=== REQUIREMENTS ===
Look through the material below and count the lines with the string "title". Report only the count.
***** ITEMS *****
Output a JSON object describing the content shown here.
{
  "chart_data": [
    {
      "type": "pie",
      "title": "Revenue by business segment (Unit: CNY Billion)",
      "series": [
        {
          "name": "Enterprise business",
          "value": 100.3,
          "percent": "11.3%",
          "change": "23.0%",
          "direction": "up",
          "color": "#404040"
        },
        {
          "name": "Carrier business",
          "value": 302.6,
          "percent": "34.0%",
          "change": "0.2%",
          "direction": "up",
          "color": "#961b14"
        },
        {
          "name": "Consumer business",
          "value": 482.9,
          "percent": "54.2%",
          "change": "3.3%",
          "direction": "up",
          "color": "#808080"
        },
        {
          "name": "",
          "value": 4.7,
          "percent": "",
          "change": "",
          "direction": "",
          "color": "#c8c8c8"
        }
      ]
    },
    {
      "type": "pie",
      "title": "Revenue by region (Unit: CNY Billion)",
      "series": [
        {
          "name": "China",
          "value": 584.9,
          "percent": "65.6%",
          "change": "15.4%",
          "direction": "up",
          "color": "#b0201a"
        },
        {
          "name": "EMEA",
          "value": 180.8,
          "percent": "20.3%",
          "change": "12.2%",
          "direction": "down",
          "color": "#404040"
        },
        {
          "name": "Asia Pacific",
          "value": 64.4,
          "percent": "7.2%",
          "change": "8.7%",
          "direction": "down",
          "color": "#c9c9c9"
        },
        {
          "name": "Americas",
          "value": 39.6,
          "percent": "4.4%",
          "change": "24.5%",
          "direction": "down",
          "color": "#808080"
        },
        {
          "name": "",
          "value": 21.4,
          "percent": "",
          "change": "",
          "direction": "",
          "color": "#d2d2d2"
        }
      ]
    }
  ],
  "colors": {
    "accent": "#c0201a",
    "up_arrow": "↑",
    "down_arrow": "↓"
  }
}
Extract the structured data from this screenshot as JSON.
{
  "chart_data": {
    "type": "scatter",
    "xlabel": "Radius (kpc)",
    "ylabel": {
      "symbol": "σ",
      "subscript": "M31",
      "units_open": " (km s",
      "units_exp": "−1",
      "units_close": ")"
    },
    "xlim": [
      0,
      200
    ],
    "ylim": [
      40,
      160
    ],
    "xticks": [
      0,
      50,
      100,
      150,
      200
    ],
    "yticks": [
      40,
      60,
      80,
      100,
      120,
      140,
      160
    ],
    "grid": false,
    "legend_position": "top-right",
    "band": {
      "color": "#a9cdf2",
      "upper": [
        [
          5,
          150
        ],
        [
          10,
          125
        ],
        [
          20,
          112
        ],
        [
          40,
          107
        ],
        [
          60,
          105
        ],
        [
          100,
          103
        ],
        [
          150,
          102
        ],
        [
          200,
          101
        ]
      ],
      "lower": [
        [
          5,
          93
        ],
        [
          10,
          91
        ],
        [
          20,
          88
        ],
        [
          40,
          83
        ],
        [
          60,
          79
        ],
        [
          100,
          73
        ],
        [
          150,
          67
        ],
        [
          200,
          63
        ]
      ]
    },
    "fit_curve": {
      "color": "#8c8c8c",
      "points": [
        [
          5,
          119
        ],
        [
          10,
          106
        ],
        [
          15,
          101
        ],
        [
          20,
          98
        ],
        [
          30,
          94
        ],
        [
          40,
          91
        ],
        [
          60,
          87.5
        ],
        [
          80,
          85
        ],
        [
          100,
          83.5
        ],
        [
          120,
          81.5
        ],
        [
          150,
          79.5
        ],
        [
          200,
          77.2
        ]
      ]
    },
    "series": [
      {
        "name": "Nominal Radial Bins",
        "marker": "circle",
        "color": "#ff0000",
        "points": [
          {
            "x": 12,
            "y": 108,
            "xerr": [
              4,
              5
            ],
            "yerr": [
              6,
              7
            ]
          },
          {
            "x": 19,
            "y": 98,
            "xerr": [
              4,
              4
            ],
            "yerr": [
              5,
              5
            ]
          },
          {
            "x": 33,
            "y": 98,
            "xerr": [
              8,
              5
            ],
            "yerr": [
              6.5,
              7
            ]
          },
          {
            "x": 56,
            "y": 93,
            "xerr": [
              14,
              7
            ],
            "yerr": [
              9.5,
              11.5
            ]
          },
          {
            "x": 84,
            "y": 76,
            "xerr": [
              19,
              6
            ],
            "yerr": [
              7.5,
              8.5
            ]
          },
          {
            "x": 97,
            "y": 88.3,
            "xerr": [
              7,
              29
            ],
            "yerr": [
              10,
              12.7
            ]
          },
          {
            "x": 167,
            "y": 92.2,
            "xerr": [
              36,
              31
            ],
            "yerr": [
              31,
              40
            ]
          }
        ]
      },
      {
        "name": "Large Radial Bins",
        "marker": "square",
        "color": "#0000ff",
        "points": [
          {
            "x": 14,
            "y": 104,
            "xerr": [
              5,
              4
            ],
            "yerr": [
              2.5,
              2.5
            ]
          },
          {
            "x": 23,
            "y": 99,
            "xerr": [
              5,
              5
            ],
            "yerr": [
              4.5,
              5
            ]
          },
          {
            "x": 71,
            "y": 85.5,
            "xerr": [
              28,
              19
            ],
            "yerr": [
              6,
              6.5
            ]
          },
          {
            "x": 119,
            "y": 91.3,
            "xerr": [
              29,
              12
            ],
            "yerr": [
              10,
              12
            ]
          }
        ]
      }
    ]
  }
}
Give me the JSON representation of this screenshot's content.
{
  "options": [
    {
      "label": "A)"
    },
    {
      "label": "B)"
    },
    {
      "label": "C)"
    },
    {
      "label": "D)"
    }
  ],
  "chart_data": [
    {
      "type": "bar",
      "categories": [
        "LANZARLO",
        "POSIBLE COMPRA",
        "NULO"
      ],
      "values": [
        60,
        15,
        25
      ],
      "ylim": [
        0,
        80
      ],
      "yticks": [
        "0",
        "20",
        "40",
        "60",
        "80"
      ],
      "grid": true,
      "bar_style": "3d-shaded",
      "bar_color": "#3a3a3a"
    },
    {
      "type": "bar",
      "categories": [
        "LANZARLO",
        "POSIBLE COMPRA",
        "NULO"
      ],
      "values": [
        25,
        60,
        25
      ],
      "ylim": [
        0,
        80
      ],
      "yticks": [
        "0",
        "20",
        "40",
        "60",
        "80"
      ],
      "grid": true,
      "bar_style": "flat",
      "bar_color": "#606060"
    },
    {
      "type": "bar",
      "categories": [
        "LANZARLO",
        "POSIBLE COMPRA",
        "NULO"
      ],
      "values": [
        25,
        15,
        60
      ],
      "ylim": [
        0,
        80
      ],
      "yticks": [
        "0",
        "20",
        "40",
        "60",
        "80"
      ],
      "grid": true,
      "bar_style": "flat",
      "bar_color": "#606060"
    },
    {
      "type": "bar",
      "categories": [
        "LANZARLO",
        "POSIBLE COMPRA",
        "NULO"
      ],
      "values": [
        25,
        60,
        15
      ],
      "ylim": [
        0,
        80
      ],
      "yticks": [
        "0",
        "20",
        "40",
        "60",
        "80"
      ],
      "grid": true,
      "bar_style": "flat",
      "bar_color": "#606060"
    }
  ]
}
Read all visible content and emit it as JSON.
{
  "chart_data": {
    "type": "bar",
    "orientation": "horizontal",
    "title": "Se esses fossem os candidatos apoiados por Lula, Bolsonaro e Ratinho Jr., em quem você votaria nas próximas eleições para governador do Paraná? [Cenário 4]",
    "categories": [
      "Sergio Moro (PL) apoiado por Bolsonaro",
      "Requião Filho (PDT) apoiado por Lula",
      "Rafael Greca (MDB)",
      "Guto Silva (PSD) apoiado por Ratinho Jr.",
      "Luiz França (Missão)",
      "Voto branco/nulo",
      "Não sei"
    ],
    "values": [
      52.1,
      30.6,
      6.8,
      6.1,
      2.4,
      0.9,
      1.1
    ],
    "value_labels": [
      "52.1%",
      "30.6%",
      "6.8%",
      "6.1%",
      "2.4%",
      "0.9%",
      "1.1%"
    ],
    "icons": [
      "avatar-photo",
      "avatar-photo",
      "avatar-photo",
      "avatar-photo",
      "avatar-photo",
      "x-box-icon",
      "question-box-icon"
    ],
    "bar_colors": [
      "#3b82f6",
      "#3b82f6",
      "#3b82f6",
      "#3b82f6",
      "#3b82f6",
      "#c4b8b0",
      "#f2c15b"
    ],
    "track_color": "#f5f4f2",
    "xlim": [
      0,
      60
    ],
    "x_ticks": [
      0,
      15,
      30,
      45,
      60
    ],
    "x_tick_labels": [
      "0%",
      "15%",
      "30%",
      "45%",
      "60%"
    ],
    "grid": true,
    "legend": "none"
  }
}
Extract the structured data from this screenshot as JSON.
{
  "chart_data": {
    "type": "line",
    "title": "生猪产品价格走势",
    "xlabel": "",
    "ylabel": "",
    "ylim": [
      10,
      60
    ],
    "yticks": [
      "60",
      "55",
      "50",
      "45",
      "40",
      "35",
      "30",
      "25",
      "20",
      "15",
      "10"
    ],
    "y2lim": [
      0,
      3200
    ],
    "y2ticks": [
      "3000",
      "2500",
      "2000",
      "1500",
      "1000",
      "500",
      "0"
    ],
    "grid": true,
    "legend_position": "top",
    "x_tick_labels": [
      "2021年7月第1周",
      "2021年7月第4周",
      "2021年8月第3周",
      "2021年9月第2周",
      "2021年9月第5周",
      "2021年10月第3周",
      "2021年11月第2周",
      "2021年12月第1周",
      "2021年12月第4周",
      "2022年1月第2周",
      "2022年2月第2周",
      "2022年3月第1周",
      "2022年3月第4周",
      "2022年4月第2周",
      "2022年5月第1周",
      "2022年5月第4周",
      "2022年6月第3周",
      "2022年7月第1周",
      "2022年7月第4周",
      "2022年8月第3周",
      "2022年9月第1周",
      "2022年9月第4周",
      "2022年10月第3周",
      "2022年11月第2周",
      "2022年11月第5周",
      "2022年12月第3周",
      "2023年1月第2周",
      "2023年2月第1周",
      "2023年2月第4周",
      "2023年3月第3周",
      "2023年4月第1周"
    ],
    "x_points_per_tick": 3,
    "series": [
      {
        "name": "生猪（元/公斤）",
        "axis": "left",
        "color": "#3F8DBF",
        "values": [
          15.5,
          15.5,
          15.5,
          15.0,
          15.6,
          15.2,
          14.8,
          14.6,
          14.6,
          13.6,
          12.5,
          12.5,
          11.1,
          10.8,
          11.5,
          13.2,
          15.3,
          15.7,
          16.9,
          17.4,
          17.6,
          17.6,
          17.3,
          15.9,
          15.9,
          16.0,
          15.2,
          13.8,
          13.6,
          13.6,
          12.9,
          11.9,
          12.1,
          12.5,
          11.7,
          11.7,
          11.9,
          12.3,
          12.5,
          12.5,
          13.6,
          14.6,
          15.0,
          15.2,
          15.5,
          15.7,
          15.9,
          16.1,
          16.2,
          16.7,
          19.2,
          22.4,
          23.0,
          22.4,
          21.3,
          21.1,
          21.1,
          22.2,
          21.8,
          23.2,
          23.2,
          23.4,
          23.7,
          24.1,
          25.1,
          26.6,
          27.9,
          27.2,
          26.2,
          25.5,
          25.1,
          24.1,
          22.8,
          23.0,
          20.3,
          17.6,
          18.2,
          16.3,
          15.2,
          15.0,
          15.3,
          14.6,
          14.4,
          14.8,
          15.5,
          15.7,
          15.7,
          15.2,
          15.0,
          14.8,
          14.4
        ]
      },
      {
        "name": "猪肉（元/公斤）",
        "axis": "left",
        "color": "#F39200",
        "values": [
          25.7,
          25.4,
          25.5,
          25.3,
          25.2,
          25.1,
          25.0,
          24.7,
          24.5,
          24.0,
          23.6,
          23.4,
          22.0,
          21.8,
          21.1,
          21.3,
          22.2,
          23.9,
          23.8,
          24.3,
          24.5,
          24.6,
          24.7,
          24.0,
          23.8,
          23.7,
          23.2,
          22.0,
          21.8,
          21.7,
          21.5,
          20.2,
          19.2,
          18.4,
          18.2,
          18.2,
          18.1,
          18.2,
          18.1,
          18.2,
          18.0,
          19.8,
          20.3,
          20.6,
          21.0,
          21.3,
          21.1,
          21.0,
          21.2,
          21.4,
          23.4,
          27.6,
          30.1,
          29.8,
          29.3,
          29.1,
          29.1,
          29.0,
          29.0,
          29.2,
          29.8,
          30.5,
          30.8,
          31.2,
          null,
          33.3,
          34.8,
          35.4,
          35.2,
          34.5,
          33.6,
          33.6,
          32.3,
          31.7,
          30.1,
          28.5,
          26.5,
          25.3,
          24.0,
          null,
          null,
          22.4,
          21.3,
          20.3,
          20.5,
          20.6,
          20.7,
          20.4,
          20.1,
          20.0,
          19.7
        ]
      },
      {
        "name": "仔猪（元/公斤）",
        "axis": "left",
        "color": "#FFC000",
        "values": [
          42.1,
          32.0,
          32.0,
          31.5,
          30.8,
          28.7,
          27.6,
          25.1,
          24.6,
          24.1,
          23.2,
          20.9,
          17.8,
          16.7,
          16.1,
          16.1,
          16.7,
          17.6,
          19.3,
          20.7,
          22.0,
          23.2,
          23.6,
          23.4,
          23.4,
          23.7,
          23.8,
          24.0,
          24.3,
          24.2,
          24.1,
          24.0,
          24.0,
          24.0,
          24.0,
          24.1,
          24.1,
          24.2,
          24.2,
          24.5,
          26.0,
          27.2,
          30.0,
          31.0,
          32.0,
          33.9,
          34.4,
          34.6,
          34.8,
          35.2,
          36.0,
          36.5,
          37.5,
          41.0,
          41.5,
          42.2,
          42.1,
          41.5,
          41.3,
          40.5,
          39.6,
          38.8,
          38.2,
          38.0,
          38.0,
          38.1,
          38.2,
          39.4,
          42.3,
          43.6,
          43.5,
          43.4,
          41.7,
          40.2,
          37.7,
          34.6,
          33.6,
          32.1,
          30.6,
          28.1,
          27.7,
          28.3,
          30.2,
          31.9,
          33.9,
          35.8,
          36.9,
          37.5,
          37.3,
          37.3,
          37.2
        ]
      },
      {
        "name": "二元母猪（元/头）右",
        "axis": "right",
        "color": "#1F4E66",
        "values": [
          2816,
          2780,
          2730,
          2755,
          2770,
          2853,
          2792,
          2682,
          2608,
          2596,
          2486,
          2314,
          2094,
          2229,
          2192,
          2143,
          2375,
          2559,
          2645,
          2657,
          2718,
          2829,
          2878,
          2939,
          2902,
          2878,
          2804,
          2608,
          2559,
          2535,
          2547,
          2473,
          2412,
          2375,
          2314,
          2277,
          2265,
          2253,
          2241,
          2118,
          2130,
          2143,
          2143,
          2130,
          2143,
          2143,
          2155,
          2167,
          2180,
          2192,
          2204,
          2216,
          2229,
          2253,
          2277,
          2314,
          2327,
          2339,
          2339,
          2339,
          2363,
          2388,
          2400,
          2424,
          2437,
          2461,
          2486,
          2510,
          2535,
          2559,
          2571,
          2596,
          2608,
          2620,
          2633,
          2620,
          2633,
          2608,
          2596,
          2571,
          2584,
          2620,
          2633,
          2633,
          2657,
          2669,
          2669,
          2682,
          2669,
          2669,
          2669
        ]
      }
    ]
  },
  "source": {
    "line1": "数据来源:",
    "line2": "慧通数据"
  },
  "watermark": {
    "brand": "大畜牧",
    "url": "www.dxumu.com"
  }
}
*****
=== CORRECT RESPONSE ===
4